Ie; if you have a room 3 metres by 3 metres (total area of 9 metres squared), and you put in a bare lamp with 1000 lumens output, you will get approximately 111.1 lumens on average.
If you want to be fancy, add 30% to compensate for 30% reflectance of the floor. That’s about 140 lux. Perfect!

Keep in mind that in a home situation, generally, any single lamp shouldn’t service a radius larger than the height that it’s mounted at, in order to maintain consistent light. If you put one 10,000 lumen lamp in a room that is 100metres by 100metres, then you end up with a very bright centre, and very dark edges, unless the room has a ludicrously high ceiling.

Also be aware that despite all the science with light curvature and etc/etc … light basically goes straight. Any objects between the light source and you will cast a shadow – you might need more lights with lower lumen output to achieve a uniform illumination level.

Chapter 4:
Lighting Technologies … the hard stuff.
Arc Lighting Technologies – Lightning in a glass tube.
Metal Halide, High pressure Sodium, low pressure sodium, mercury vapour, neon, krypton, xenon, argon, fluorescent tubes.

Basically gas in a tube with electrodes at opposite ends of the tube. A high voltage pulse is discharged between the elements at initial switch-on and is then sustained at a lower current & lower voltage. A ballast is required to initiate the pulse, and then limit the current in an operating state. If the power to these units is cut, they often need to cool down before the lamp can be re-operated.

The arc can exceed temperatures of 5000K celsius. The glass around the arc can commonly reach 500 degrees celsius. Lights using these lamps typically enclose the lamps behind a protective glass.
Typical Efficacies (Lumen Output divided by Power Consumed) are 85-140 lm/w.

### Data excerpts:
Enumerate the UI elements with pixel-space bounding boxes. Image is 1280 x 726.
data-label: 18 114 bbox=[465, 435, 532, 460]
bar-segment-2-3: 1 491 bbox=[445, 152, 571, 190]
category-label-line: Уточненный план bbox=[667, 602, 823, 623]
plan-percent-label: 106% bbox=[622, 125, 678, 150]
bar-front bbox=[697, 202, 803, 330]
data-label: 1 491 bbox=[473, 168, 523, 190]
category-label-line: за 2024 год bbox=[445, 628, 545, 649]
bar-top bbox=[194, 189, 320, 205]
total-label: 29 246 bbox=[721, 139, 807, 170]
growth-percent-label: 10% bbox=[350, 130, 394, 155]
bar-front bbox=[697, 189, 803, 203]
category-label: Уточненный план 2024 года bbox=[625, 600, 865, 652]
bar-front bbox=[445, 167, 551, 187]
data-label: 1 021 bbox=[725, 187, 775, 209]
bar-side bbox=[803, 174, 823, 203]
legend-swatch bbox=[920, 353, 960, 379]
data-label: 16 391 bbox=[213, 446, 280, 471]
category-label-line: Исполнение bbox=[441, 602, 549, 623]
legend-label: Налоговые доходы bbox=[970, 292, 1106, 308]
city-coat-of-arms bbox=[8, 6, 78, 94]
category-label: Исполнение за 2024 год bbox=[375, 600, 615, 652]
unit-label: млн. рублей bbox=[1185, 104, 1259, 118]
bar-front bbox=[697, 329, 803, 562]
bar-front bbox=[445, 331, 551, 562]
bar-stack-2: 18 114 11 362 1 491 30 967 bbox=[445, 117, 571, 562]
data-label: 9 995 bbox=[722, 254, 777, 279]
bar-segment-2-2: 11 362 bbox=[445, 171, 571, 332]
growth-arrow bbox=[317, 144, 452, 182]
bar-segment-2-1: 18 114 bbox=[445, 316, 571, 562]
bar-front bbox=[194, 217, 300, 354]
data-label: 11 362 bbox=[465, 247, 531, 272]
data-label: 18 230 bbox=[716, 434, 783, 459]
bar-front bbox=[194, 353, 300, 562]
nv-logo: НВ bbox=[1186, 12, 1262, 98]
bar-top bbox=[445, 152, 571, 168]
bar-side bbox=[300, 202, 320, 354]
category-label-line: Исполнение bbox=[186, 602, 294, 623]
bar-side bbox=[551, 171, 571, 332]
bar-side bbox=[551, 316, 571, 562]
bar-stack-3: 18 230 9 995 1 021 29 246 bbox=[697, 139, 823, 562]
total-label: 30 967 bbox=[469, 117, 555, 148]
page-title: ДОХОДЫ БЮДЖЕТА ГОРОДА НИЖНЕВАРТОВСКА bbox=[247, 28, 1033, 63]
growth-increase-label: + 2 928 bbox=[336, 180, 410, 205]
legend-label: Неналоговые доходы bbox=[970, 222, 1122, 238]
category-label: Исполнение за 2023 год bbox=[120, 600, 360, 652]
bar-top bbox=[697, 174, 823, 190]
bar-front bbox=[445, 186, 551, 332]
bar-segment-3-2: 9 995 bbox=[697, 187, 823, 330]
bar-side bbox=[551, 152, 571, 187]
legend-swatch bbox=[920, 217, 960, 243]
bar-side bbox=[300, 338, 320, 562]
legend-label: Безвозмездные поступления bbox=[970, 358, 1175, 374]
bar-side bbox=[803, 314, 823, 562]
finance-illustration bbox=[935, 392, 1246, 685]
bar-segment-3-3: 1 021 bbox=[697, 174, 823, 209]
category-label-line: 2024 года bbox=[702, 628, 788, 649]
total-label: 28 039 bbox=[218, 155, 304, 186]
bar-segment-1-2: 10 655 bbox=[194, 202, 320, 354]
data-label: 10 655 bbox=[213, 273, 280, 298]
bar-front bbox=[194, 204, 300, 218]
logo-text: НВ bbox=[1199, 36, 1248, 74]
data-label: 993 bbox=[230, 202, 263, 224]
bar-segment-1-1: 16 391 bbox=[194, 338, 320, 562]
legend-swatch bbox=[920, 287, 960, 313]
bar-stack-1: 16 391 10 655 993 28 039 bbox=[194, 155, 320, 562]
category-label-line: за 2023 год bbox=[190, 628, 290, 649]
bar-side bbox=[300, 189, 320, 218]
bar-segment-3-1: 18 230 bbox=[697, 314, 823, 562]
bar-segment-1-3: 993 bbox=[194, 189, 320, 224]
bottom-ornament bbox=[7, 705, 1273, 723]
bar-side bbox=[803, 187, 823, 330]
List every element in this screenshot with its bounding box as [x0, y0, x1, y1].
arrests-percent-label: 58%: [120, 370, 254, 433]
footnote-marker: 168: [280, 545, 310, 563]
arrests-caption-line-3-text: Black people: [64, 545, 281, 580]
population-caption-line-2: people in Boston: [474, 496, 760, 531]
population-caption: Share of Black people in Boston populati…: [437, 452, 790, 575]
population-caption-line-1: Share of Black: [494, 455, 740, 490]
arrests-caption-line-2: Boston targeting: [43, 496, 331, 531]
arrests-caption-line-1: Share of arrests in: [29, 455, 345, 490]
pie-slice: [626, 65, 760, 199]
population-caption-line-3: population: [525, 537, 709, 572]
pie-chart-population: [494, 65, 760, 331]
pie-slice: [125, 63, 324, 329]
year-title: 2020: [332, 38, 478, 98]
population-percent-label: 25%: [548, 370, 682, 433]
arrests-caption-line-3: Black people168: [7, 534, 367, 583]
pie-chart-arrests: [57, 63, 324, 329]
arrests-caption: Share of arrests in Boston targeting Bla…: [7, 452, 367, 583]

### Problem to solve:
From the lighting text, translate this sentence into Spanish: "Lights using these lamps typically enclose the lamps behind a protective glass."

### Exercise solution:
Las luminarias que usan estas lámparas suelen encerrar las lámparas detrás de un vidrio protector.